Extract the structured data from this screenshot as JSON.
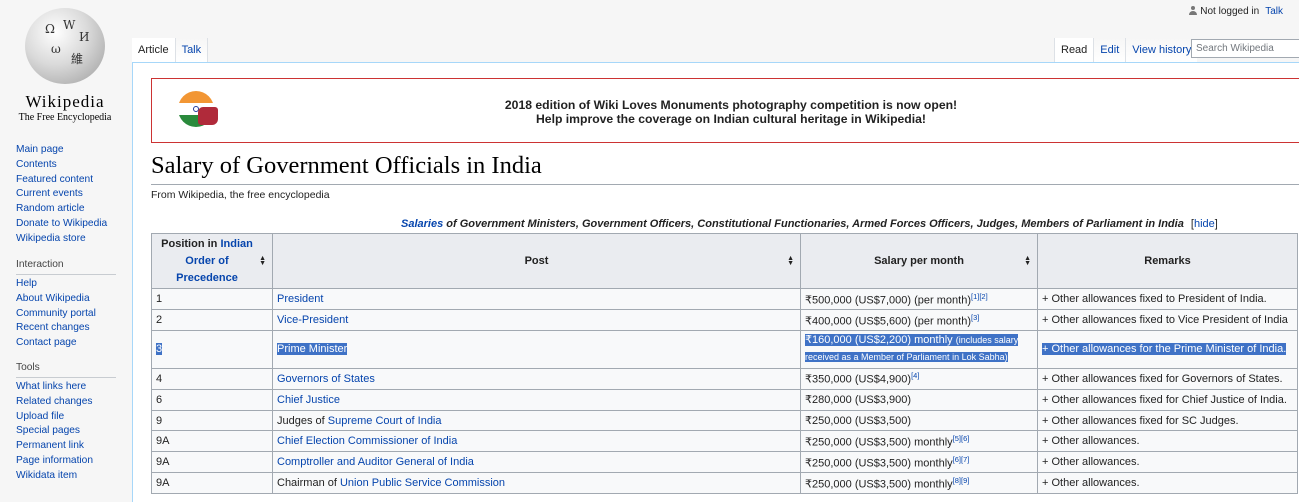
{
  "logo": {
    "wordmark": "Wikipedia",
    "tagline": "The Free Encyclopedia"
  },
  "personal": {
    "status": "Not logged in",
    "talk": "Talk"
  },
  "tabs": {
    "left": [
      {
        "label": "Article"
      },
      {
        "label": "Talk"
      }
    ],
    "right": [
      {
        "label": "Read"
      },
      {
        "label": "Edit"
      },
      {
        "label": "View history"
      }
    ],
    "search_placeholder": "Search Wikipedia"
  },
  "sidebar": {
    "nav": [
      "Main page",
      "Contents",
      "Featured content",
      "Current events",
      "Random article",
      "Donate to Wikipedia",
      "Wikipedia store"
    ],
    "interaction": {
      "heading": "Interaction",
      "items": [
        "Help",
        "About Wikipedia",
        "Community portal",
        "Recent changes",
        "Contact page"
      ]
    },
    "tools": {
      "heading": "Tools",
      "items": [
        "What links here",
        "Related changes",
        "Upload file",
        "Special pages",
        "Permanent link",
        "Page information",
        "Wikidata item"
      ]
    }
  },
  "banner": {
    "line1": "2018 edition of Wiki Loves Monuments photography competition is now open!",
    "line2": "Help improve the coverage on Indian cultural heritage in Wikipedia!"
  },
  "page": {
    "title": "Salary of Government Officials in India",
    "tagline": "From Wikipedia, the free encyclopedia"
  },
  "table": {
    "caption_link": "Salaries",
    "caption_rest": " of Government Ministers, Government Officers, Constitutional Functionaries, Armed Forces Officers, Judges, Members of Parliament in India",
    "hide": "[hide]",
    "headers": {
      "position_line1": "Position in",
      "position_link1": "Indian",
      "position_link2": "Order of",
      "position_link3": "Precedence",
      "post": "Post",
      "salary": "Salary per month",
      "remarks": "Remarks"
    },
    "rows": [
      {
        "pos": "1",
        "post": "President",
        "salary": "₹500,000 (US$7,000) (per month)",
        "refs": "[1][2]",
        "remarks": "+ Other allowances fixed to President of India."
      },
      {
        "pos": "2",
        "post": "Vice-President",
        "salary": "₹400,000 (US$5,600) (per month)",
        "refs": "[3]",
        "remarks": "+ Other allowances fixed to Vice President of India"
      },
      {
        "pos": "3",
        "post": "Prime Minister",
        "salary": "₹160,000 (US$2,200) monthly",
        "salary_note": "(includes salary",
        "salary_note2": "received as a Member of Parliament in Lok Sabha)",
        "refs": "",
        "remarks": "+ Other allowances for the Prime Minister of India."
      },
      {
        "pos": "4",
        "post": "Governors of States",
        "salary": "₹350,000 (US$4,900)",
        "refs": "[4]",
        "remarks": "+ Other allowances fixed for Governors of States."
      },
      {
        "pos": "6",
        "post": "Chief Justice",
        "salary": "₹280,000 (US$3,900)",
        "refs": "",
        "remarks": "+ Other allowances fixed for Chief Justice of India."
      },
      {
        "pos": "9",
        "post_prefix": "Judges of ",
        "post": "Supreme Court of India",
        "salary": "₹250,000 (US$3,500)",
        "refs": "",
        "remarks": "+ Other allowances fixed for SC Judges."
      },
      {
        "pos": "9A",
        "post": "Chief Election Commissioner of India",
        "salary": "₹250,000 (US$3,500) monthly",
        "refs": "[5][6]",
        "remarks": "+ Other allowances."
      },
      {
        "pos": "9A",
        "post": "Comptroller and Auditor General of India",
        "salary": "₹250,000 (US$3,500) monthly",
        "refs": "[6][7]",
        "remarks": "+ Other allowances."
      },
      {
        "pos": "9A",
        "post_prefix": "Chairman of ",
        "post": "Union Public Service Commission",
        "salary": "₹250,000 (US$3,500) monthly",
        "refs": "[8][9]",
        "remarks": "+ Other allowances."
      }
    ]
  }
}
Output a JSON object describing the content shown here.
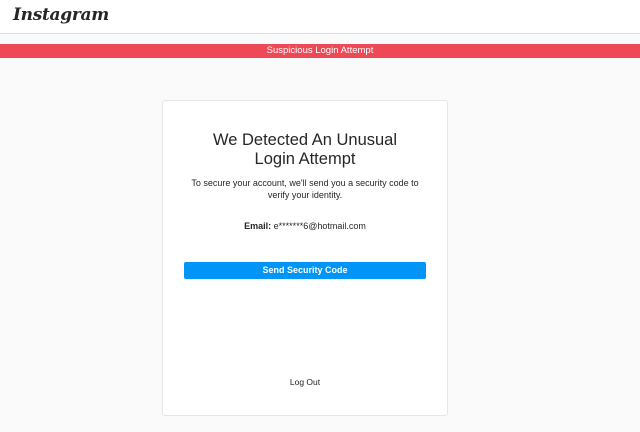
{
  "header": {
    "logo_text": "Instagram"
  },
  "alert": {
    "text": "Suspicious Login Attempt",
    "color": "#ed4956"
  },
  "card": {
    "heading": "We Detected An Unusual Login Attempt",
    "description": "To secure your account, we'll send you a security code to verify your identity.",
    "email_label": "Email:",
    "email_value": "e*******6@hotmail.com",
    "send_button_label": "Send Security Code",
    "logout_label": "Log Out",
    "accent_color": "#0095f6"
  }
}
════════════════════
_WHAT IS BEING ASKED_
Among the lines of the material above, how many include the string "Other"? Report only that number.

_FULL RESPONSE_
9